Source data
######

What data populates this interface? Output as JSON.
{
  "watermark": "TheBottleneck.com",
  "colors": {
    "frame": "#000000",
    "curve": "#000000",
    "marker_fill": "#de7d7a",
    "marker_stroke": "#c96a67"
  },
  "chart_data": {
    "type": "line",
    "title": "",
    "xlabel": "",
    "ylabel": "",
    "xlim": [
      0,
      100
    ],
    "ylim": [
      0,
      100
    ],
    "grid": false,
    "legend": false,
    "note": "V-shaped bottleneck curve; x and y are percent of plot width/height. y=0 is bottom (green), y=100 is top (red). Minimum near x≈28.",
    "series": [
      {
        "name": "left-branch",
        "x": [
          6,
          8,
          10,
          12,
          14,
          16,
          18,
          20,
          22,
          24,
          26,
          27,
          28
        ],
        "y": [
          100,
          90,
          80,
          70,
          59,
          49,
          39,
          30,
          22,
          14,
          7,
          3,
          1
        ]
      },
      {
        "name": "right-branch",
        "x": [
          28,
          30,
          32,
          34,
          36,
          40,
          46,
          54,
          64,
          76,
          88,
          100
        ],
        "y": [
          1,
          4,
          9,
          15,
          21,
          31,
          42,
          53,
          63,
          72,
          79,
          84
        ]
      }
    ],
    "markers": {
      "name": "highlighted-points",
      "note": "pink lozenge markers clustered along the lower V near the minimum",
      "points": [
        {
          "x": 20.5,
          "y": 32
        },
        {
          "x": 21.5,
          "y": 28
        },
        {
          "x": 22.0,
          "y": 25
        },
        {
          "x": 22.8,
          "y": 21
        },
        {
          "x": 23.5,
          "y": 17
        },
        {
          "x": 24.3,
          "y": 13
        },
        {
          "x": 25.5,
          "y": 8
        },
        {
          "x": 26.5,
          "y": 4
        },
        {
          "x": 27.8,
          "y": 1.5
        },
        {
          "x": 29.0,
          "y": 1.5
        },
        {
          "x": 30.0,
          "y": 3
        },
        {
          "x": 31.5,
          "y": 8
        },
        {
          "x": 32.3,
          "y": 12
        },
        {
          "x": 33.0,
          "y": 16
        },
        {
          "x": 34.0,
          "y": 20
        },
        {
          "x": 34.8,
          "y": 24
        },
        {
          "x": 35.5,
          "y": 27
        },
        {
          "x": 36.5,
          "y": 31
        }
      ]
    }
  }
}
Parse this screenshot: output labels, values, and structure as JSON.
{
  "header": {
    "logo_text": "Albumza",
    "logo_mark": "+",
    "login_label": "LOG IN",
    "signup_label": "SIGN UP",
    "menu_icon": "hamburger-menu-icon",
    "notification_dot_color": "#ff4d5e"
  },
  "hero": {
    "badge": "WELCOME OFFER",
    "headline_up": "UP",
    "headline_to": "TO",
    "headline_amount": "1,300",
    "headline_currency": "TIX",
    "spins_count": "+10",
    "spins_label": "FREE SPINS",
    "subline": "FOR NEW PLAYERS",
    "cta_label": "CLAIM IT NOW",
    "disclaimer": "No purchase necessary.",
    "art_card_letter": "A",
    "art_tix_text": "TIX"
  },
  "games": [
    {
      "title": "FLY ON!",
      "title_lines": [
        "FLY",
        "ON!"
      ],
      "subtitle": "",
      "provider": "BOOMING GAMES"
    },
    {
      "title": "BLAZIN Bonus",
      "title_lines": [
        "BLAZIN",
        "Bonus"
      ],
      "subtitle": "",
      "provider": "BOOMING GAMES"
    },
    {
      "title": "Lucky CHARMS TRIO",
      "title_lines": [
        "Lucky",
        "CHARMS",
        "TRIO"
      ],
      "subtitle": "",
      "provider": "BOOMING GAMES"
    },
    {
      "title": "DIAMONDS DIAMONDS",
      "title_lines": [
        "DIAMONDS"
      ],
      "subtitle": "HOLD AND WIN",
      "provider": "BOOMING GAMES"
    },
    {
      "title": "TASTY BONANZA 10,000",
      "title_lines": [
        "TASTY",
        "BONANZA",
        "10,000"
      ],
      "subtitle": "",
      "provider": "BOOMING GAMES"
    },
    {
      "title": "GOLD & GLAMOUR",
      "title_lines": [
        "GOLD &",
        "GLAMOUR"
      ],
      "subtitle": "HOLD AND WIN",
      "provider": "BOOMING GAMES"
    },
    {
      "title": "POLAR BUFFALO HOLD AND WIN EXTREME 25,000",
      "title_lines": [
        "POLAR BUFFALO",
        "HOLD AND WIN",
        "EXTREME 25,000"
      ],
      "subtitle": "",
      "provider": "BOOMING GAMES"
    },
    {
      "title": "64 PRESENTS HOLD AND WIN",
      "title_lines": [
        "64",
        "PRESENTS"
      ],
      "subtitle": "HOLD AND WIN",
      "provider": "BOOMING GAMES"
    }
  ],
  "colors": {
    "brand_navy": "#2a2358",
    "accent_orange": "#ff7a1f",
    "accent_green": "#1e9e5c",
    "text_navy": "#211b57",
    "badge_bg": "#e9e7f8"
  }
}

######

[What you will do] Extract each record, keeping it identical to the original.

[Task answer]
What data populates this interface? Output as JSON.
{
  "watermark": "TheBottleneck.com",
  "colors": {
    "frame": "#000000",
    "curve": "#000000",
    "marker_fill": "#de7d7a",
    "marker_stroke": "#c96a67"
  },
  "chart_data": {
    "type": "line",
    "title": "",
    "xlabel": "",
    "ylabel": "",
    "xlim": [
      0,
      100
    ],
    "ylim": [
      0,
      100
    ],
    "grid": false,
    "legend": false,
    "note": "V-shaped bottleneck curve; x and y are percent of plot width/height. y=0 is bottom (green), y=100 is top (red). Minimum near x≈28.",
    "series": [
      {
        "name": "left-branch",
        "x": [
          6,
          8,
          10,
          12,
          14,
          16,
          18,
          20,
          22,
          24,
          26,
          27,
          28
        ],
        "y": [
          100,
          90,
          80,
          70,
          59,
          49,
          39,
          30,
          22,
          14,
          7,
          3,
          1
        ]
      },
      {
        "name": "right-branch",
        "x": [
          28,
          30,
          32,
          34,
          36,
          40,
          46,
          54,
          64,
          76,
          88,
          100
        ],
        "y": [
          1,
          4,
          9,
          15,
          21,
          31,
          42,
          53,
          63,
          72,
          79,
          84
        ]
      }
    ],
    "markers": {
      "name": "highlighted-points",
      "note": "pink lozenge markers clustered along the lower V near the minimum",
      "points": [
        {
          "x": 20.5,
          "y": 32
        },
        {
          "x": 21.5,
          "y": 28
        },
        {
          "x": 22.0,
          "y": 25
        },
        {
          "x": 22.8,
          "y": 21
        },
        {
          "x": 23.5,
          "y": 17
        },
        {
          "x": 24.3,
          "y": 13
        },
        {
          "x": 25.5,
          "y": 8
        },
        {
          "x": 26.5,
          "y": 4
        },
        {
          "x": 27.8,
          "y": 1.5
        },
        {
          "x": 29.0,
          "y": 1.5
        },
        {
          "x": 30.0,
          "y": 3
        },
        {
          "x": 31.5,
          "y": 8
        },
        {
          "x": 32.3,
          "y": 12
        },
        {
          "x": 33.0,
          "y": 16
        },
        {
          "x": 34.0,
          "y": 20
        },
        {
          "x": 34.8,
          "y": 24
        },
        {
          "x": 35.5,
          "y": 27
        },
        {
          "x": 36.5,
          "y": 31
        }
      ]
    }
  }
}
Parse this screenshot: output labels, values, and structure as JSON.
{
  "header": {
    "logo_text": "Albumza",
    "logo_mark": "+",
    "login_label": "LOG IN",
    "signup_label": "SIGN UP",
    "menu_icon": "hamburger-menu-icon",
    "notification_dot_color": "#ff4d5e"
  },
  "hero": {
    "badge": "WELCOME OFFER",
    "headline_up": "UP",
    "headline_to": "TO",
    "headline_amount": "1,300",
    "headline_currency": "TIX",
    "spins_count": "+10",
    "spins_label": "FREE SPINS",
    "subline": "FOR NEW PLAYERS",
    "cta_label": "CLAIM IT NOW",
    "disclaimer": "No purchase necessary.",
    "art_card_letter": "A",
    "art_tix_text": "TIX"
  },
  "games": [
    {
      "title": "FLY ON!",
      "title_lines": [
        "FLY",
        "ON!"
      ],
      "subtitle": "",
      "provider": "BOOMING GAMES"
    },
    {
      "title": "BLAZIN Bonus",
      "title_lines": [
        "BLAZIN",
        "Bonus"
      ],
      "subtitle": "",
      "provider": "BOOMING GAMES"
    },
    {
      "title": "Lucky CHARMS TRIO",
      "title_lines": [
        "Lucky",
        "CHARMS",
        "TRIO"
      ],
      "subtitle": "",
      "provider": "BOOMING GAMES"
    },
    {
      "title": "DIAMONDS DIAMONDS",
      "title_lines": [
        "DIAMONDS"
      ],
      "subtitle": "HOLD AND WIN",
      "provider": "BOOMING GAMES"
    },
    {
      "title": "TASTY BONANZA 10,000",
      "title_lines": [
        "TASTY",
        "BONANZA",
        "10,000"
      ],
      "subtitle": "",
      "provider": "BOOMING GAMES"
    },
    {
      "title": "GOLD & GLAMOUR",
      "title_lines": [
        "GOLD &",
        "GLAMOUR"
      ],
      "subtitle": "HOLD AND WIN",
      "provider": "BOOMING GAMES"
    },
    {
      "title": "POLAR BUFFALO HOLD AND WIN EXTREME 25,000",
      "title_lines": [
        "POLAR BUFFALO",
        "HOLD AND WIN",
        "EXTREME 25,000"
      ],
      "subtitle": "",
      "provider": "BOOMING GAMES"
    },
    {
      "title": "64 PRESENTS HOLD AND WIN",
      "title_lines": [
        "64",
        "PRESENTS"
      ],
      "subtitle": "HOLD AND WIN",
      "provider": "BOOMING GAMES"
    }
  ],
  "colors": {
    "brand_navy": "#2a2358",
    "accent_orange": "#ff7a1f",
    "accent_green": "#1e9e5c",
    "text_navy": "#211b57",
    "badge_bg": "#e9e7f8"
  }
}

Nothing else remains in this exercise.